• [Stated exercise]:
Look through the records below, and copy out every line that holds the string "含非诉执行".

• [Provided data]:

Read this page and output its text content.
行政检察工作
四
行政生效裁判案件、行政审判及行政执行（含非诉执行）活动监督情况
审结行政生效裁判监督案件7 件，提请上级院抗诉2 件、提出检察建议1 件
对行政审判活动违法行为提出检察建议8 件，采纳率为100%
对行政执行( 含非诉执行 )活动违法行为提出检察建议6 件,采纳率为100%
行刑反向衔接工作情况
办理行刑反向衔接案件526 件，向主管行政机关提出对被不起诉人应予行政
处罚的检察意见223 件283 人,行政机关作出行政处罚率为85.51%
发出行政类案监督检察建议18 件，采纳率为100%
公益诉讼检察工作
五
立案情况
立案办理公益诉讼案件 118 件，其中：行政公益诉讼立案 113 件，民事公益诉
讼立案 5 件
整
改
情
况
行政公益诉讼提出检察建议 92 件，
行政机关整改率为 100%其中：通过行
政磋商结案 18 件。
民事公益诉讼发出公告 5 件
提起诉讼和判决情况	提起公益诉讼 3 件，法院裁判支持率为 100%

• [Exercise result]:
行政生效裁判案件、行政审判及行政执行（含非诉执行）活动监督情况
对行政执行( 含非诉执行 )活动违法行为提出检察建议6 件,采纳率为100%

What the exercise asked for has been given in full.